Given task:
In the entries below, find the lines with the word "screenshot" and copy them.

________

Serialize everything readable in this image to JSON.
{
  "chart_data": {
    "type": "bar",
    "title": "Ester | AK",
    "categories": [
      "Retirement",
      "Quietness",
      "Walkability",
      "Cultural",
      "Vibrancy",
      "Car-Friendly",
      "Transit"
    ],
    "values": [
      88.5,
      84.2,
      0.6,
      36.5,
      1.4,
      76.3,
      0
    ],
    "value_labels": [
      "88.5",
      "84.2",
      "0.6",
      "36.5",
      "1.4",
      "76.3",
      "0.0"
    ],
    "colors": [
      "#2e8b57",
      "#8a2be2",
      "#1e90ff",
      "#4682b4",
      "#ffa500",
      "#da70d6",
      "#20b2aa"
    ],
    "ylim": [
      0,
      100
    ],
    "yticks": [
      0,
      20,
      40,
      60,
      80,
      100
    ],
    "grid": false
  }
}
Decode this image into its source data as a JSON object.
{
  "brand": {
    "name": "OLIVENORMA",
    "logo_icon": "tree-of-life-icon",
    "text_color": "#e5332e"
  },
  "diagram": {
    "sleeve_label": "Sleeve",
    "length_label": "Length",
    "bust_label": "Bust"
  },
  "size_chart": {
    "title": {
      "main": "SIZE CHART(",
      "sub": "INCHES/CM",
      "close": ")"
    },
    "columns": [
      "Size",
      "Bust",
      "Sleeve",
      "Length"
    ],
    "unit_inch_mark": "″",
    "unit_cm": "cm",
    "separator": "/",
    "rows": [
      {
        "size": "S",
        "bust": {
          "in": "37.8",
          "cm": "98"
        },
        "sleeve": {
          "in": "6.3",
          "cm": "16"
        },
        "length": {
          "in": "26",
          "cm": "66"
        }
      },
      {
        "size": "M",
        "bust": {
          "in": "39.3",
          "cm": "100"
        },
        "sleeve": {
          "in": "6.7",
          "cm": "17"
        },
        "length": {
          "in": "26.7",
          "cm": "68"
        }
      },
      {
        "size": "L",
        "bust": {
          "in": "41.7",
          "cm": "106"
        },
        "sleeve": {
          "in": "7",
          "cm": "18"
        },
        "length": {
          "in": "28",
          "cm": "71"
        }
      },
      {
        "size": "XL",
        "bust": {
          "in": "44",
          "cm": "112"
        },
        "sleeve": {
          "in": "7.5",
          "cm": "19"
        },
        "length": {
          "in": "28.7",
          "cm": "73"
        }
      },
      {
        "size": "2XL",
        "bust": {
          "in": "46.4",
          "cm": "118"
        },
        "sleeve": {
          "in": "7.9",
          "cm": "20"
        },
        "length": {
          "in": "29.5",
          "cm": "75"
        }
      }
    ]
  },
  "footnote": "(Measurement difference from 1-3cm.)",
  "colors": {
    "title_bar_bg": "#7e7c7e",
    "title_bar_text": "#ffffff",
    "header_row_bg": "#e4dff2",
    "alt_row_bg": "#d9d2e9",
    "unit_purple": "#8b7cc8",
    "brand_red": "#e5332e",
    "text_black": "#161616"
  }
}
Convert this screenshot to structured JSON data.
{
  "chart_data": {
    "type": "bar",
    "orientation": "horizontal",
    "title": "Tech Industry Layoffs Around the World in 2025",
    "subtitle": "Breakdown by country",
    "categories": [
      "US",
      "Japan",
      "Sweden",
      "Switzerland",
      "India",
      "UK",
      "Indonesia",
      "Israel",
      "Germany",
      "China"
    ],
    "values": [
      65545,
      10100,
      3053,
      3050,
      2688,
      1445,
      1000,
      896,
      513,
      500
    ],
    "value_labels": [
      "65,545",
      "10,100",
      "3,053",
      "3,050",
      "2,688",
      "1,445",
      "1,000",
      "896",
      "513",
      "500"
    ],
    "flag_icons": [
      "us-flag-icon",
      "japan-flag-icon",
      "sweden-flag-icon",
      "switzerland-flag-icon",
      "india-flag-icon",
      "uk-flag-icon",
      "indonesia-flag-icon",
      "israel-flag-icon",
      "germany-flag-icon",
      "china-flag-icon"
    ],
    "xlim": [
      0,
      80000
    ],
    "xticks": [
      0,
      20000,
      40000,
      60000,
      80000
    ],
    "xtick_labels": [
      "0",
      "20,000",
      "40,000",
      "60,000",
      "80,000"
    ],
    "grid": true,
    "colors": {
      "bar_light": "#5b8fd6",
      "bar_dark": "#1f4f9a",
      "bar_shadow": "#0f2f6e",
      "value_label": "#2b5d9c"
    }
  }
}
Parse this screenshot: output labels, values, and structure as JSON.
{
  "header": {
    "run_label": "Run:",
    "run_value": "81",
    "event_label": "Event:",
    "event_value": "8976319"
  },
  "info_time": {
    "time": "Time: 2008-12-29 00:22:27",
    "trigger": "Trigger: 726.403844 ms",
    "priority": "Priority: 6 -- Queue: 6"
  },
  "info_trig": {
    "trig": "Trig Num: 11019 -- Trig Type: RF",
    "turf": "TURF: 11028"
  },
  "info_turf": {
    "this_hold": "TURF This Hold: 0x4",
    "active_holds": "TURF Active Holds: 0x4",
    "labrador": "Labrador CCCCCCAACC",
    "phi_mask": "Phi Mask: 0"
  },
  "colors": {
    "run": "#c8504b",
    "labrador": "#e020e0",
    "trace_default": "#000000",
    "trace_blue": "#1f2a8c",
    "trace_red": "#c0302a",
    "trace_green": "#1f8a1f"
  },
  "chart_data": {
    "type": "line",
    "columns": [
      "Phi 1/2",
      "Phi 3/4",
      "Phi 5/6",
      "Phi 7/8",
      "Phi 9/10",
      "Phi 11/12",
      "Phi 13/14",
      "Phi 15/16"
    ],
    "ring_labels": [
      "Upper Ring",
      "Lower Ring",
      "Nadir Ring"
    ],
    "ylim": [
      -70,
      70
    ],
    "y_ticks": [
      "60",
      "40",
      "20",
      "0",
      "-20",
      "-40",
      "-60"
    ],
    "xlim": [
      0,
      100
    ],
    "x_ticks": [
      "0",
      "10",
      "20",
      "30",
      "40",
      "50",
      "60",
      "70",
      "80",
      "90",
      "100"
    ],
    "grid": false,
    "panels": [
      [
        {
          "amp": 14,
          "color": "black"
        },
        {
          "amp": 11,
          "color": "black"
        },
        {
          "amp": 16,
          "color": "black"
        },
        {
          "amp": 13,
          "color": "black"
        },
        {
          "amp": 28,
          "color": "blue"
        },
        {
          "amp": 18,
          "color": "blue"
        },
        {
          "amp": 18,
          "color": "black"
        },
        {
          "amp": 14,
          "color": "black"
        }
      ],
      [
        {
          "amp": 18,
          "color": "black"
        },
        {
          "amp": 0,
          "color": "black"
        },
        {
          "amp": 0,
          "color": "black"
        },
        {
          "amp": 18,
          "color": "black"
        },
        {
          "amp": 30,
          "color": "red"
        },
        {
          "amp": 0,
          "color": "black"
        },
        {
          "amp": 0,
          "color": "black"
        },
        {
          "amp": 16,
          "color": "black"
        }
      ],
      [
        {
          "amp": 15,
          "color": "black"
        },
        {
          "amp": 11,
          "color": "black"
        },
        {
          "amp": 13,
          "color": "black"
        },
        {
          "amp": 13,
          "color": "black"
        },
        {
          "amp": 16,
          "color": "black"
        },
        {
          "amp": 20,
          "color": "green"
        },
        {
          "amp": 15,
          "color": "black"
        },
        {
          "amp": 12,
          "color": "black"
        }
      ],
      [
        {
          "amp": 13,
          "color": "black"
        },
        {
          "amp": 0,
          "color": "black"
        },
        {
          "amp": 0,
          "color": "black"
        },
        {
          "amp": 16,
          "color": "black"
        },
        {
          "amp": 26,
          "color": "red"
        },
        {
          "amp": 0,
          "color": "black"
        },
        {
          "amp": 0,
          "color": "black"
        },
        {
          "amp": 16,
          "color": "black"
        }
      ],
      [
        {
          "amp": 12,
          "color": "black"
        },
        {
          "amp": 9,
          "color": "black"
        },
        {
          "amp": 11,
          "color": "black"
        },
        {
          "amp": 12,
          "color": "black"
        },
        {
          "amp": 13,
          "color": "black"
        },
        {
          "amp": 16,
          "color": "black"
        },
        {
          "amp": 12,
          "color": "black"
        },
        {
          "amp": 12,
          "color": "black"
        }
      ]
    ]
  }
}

________

Completed task:
Convert this screenshot to structured JSON data.
Parse this screenshot: output labels, values, and structure as JSON.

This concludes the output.